### Source records
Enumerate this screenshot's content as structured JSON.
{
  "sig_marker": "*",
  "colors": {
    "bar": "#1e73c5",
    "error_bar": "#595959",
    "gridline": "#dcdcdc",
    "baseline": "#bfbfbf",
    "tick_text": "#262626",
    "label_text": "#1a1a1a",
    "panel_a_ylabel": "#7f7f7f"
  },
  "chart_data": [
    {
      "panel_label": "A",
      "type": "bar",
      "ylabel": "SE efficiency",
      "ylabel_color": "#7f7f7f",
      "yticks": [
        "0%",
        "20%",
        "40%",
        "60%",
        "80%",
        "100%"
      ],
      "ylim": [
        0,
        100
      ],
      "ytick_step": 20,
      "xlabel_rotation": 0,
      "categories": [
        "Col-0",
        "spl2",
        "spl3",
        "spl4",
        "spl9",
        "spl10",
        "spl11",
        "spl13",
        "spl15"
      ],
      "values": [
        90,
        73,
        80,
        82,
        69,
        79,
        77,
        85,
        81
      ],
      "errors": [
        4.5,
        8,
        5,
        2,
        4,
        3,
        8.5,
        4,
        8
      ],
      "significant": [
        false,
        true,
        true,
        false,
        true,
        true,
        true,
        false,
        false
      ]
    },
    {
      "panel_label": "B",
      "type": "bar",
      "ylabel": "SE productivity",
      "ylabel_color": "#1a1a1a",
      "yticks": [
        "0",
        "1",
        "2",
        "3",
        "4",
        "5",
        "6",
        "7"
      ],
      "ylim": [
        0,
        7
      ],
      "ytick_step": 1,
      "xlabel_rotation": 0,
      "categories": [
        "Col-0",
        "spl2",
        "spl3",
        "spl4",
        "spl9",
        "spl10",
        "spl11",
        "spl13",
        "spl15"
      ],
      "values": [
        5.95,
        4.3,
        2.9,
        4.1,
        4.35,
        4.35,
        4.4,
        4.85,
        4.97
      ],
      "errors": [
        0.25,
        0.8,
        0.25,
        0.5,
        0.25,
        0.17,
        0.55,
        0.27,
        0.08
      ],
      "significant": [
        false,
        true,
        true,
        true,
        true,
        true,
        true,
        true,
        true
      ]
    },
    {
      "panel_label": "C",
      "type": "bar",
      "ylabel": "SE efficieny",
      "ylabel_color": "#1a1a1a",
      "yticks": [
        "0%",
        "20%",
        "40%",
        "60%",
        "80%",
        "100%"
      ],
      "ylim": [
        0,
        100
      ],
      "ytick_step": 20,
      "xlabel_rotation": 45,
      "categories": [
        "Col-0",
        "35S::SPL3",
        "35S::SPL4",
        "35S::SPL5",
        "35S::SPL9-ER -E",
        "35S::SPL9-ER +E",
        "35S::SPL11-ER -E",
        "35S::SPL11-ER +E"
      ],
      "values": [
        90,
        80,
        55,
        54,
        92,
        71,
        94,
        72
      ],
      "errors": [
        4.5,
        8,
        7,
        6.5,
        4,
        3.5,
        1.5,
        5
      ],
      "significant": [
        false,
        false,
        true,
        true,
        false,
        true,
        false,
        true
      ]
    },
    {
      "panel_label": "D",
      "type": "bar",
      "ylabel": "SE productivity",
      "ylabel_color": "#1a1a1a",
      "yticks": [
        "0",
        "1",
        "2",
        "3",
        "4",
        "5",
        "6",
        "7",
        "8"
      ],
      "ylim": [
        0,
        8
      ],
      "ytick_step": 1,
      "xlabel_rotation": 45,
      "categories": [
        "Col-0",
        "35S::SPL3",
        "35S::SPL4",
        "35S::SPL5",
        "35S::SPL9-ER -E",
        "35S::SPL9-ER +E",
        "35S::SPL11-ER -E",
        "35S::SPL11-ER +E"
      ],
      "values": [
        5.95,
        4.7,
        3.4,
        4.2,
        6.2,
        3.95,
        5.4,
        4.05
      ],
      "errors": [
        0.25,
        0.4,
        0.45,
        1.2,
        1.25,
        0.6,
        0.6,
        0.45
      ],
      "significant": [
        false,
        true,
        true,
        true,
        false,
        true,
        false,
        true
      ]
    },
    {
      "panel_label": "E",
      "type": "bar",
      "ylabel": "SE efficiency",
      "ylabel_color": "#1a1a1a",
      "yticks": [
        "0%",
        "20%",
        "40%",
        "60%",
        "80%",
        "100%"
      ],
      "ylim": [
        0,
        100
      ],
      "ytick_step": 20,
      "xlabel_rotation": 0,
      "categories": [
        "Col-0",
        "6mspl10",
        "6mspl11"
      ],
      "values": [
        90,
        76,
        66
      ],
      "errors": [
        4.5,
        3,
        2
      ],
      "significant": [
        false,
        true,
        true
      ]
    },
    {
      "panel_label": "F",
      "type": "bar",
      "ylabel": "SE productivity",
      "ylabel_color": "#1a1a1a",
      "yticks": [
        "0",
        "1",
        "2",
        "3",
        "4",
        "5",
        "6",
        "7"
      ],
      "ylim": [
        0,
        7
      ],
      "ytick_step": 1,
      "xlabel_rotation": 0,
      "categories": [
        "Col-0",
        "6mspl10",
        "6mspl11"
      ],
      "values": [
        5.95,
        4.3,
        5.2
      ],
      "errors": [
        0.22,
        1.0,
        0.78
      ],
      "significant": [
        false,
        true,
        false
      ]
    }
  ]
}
######
The records above should be duplicated in full, exactly as given.

Enumerate this screenshot's content as structured JSON.
{
  "sig_marker": "*",
  "colors": {
    "bar": "#1e73c5",
    "error_bar": "#595959",
    "gridline": "#dcdcdc",
    "baseline": "#bfbfbf",
    "tick_text": "#262626",
    "label_text": "#1a1a1a",
    "panel_a_ylabel": "#7f7f7f"
  },
  "chart_data": [
    {
      "panel_label": "A",
      "type": "bar",
      "ylabel": "SE efficiency",
      "ylabel_color": "#7f7f7f",
      "yticks": [
        "0%",
        "20%",
        "40%",
        "60%",
        "80%",
        "100%"
      ],
      "ylim": [
        0,
        100
      ],
      "ytick_step": 20,
      "xlabel_rotation": 0,
      "categories": [
        "Col-0",
        "spl2",
        "spl3",
        "spl4",
        "spl9",
        "spl10",
        "spl11",
        "spl13",
        "spl15"
      ],
      "values": [
        90,
        73,
        80,
        82,
        69,
        79,
        77,
        85,
        81
      ],
      "errors": [
        4.5,
        8,
        5,
        2,
        4,
        3,
        8.5,
        4,
        8
      ],
      "significant": [
        false,
        true,
        true,
        false,
        true,
        true,
        true,
        false,
        false
      ]
    },
    {
      "panel_label": "B",
      "type": "bar",
      "ylabel": "SE productivity",
      "ylabel_color": "#1a1a1a",
      "yticks": [
        "0",
        "1",
        "2",
        "3",
        "4",
        "5",
        "6",
        "7"
      ],
      "ylim": [
        0,
        7
      ],
      "ytick_step": 1,
      "xlabel_rotation": 0,
      "categories": [
        "Col-0",
        "spl2",
        "spl3",
        "spl4",
        "spl9",
        "spl10",
        "spl11",
        "spl13",
        "spl15"
      ],
      "values": [
        5.95,
        4.3,
        2.9,
        4.1,
        4.35,
        4.35,
        4.4,
        4.85,
        4.97
      ],
      "errors": [
        0.25,
        0.8,
        0.25,
        0.5,
        0.25,
        0.17,
        0.55,
        0.27,
        0.08
      ],
      "significant": [
        false,
        true,
        true,
        true,
        true,
        true,
        true,
        true,
        true
      ]
    },
    {
      "panel_label": "C",
      "type": "bar",
      "ylabel": "SE efficieny",
      "ylabel_color": "#1a1a1a",
      "yticks": [
        "0%",
        "20%",
        "40%",
        "60%",
        "80%",
        "100%"
      ],
      "ylim": [
        0,
        100
      ],
      "ytick_step": 20,
      "xlabel_rotation": 45,
      "categories": [
        "Col-0",
        "35S::SPL3",
        "35S::SPL4",
        "35S::SPL5",
        "35S::SPL9-ER -E",
        "35S::SPL9-ER +E",
        "35S::SPL11-ER -E",
        "35S::SPL11-ER +E"
      ],
      "values": [
        90,
        80,
        55,
        54,
        92,
        71,
        94,
        72
      ],
      "errors": [
        4.5,
        8,
        7,
        6.5,
        4,
        3.5,
        1.5,
        5
      ],
      "significant": [
        false,
        false,
        true,
        true,
        false,
        true,
        false,
        true
      ]
    },
    {
      "panel_label": "D",
      "type": "bar",
      "ylabel": "SE productivity",
      "ylabel_color": "#1a1a1a",
      "yticks": [
        "0",
        "1",
        "2",
        "3",
        "4",
        "5",
        "6",
        "7",
        "8"
      ],
      "ylim": [
        0,
        8
      ],
      "ytick_step": 1,
      "xlabel_rotation": 45,
      "categories": [
        "Col-0",
        "35S::SPL3",
        "35S::SPL4",
        "35S::SPL5",
        "35S::SPL9-ER -E",
        "35S::SPL9-ER +E",
        "35S::SPL11-ER -E",
        "35S::SPL11-ER +E"
      ],
      "values": [
        5.95,
        4.7,
        3.4,
        4.2,
        6.2,
        3.95,
        5.4,
        4.05
      ],
      "errors": [
        0.25,
        0.4,
        0.45,
        1.2,
        1.25,
        0.6,
        0.6,
        0.45
      ],
      "significant": [
        false,
        true,
        true,
        true,
        false,
        true,
        false,
        true
      ]
    },
    {
      "panel_label": "E",
      "type": "bar",
      "ylabel": "SE efficiency",
      "ylabel_color": "#1a1a1a",
      "yticks": [
        "0%",
        "20%",
        "40%",
        "60%",
        "80%",
        "100%"
      ],
      "ylim": [
        0,
        100
      ],
      "ytick_step": 20,
      "xlabel_rotation": 0,
      "categories": [
        "Col-0",
        "6mspl10",
        "6mspl11"
      ],
      "values": [
        90,
        76,
        66
      ],
      "errors": [
        4.5,
        3,
        2
      ],
      "significant": [
        false,
        true,
        true
      ]
    },
    {
      "panel_label": "F",
      "type": "bar",
      "ylabel": "SE productivity",
      "ylabel_color": "#1a1a1a",
      "yticks": [
        "0",
        "1",
        "2",
        "3",
        "4",
        "5",
        "6",
        "7"
      ],
      "ylim": [
        0,
        7
      ],
      "ytick_step": 1,
      "xlabel_rotation": 0,
      "categories": [
        "Col-0",
        "6mspl10",
        "6mspl11"
      ],
      "values": [
        5.95,
        4.3,
        5.2
      ],
      "errors": [
        0.22,
        1.0,
        0.78
      ],
      "significant": [
        false,
        true,
        false
      ]
    }
  ]
}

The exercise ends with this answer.